## Problem statement
Every record below is to be retyped exactly.

══ Records for the exercise

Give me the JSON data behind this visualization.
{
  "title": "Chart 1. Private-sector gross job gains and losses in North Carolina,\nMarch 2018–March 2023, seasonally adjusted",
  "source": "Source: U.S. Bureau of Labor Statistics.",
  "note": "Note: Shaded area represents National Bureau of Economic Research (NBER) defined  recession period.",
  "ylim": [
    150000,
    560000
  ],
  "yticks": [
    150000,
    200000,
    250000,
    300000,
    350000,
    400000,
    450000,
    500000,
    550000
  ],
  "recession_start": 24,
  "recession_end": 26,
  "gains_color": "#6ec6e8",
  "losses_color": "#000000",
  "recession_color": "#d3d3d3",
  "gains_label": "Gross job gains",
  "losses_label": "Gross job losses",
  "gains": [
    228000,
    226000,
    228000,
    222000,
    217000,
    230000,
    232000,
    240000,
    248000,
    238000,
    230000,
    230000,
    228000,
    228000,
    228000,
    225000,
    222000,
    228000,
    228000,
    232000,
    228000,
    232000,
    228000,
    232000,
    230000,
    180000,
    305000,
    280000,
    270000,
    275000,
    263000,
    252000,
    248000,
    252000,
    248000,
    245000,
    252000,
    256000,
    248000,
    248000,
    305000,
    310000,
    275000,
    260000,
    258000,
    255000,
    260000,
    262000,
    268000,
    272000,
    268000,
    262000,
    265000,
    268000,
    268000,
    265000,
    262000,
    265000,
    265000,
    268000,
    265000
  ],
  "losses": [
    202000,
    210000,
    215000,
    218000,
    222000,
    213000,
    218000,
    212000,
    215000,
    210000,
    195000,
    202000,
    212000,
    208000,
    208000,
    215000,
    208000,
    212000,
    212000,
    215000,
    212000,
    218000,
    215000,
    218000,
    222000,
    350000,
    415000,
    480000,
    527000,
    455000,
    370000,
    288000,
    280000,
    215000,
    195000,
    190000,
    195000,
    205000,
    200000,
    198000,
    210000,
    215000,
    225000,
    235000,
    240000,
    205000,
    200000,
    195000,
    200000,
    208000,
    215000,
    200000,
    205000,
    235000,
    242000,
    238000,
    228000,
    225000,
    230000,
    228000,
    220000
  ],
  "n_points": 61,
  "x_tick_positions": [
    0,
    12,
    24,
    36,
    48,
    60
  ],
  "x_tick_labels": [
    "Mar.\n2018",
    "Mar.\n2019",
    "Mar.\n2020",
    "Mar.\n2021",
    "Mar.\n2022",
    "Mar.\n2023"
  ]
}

════

## Solution to this exercise
Give me the JSON data behind this visualization.
{
  "title": "Chart 1. Private-sector gross job gains and losses in North Carolina,\nMarch 2018–March 2023, seasonally adjusted",
  "source": "Source: U.S. Bureau of Labor Statistics.",
  "note": "Note: Shaded area represents National Bureau of Economic Research (NBER) defined  recession period.",
  "ylim": [
    150000,
    560000
  ],
  "yticks": [
    150000,
    200000,
    250000,
    300000,
    350000,
    400000,
    450000,
    500000,
    550000
  ],
  "recession_start": 24,
  "recession_end": 26,
  "gains_color": "#6ec6e8",
  "losses_color": "#000000",
  "recession_color": "#d3d3d3",
  "gains_label": "Gross job gains",
  "losses_label": "Gross job losses",
  "gains": [
    228000,
    226000,
    228000,
    222000,
    217000,
    230000,
    232000,
    240000,
    248000,
    238000,
    230000,
    230000,
    228000,
    228000,
    228000,
    225000,
    222000,
    228000,
    228000,
    232000,
    228000,
    232000,
    228000,
    232000,
    230000,
    180000,
    305000,
    280000,
    270000,
    275000,
    263000,
    252000,
    248000,
    252000,
    248000,
    245000,
    252000,
    256000,
    248000,
    248000,
    305000,
    310000,
    275000,
    260000,
    258000,
    255000,
    260000,
    262000,
    268000,
    272000,
    268000,
    262000,
    265000,
    268000,
    268000,
    265000,
    262000,
    265000,
    265000,
    268000,
    265000
  ],
  "losses": [
    202000,
    210000,
    215000,
    218000,
    222000,
    213000,
    218000,
    212000,
    215000,
    210000,
    195000,
    202000,
    212000,
    208000,
    208000,
    215000,
    208000,
    212000,
    212000,
    215000,
    212000,
    218000,
    215000,
    218000,
    222000,
    350000,
    415000,
    480000,
    527000,
    455000,
    370000,
    288000,
    280000,
    215000,
    195000,
    190000,
    195000,
    205000,
    200000,
    198000,
    210000,
    215000,
    225000,
    235000,
    240000,
    205000,
    200000,
    195000,
    200000,
    208000,
    215000,
    200000,
    205000,
    235000,
    242000,
    238000,
    228000,
    225000,
    230000,
    228000,
    220000
  ],
  "n_points": 61,
  "x_tick_positions": [
    0,
    12,
    24,
    36,
    48,
    60
  ],
  "x_tick_labels": [
    "Mar.\n2018",
    "Mar.\n2019",
    "Mar.\n2020",
    "Mar.\n2021",
    "Mar.\n2022",
    "Mar.\n2023"
  ]
}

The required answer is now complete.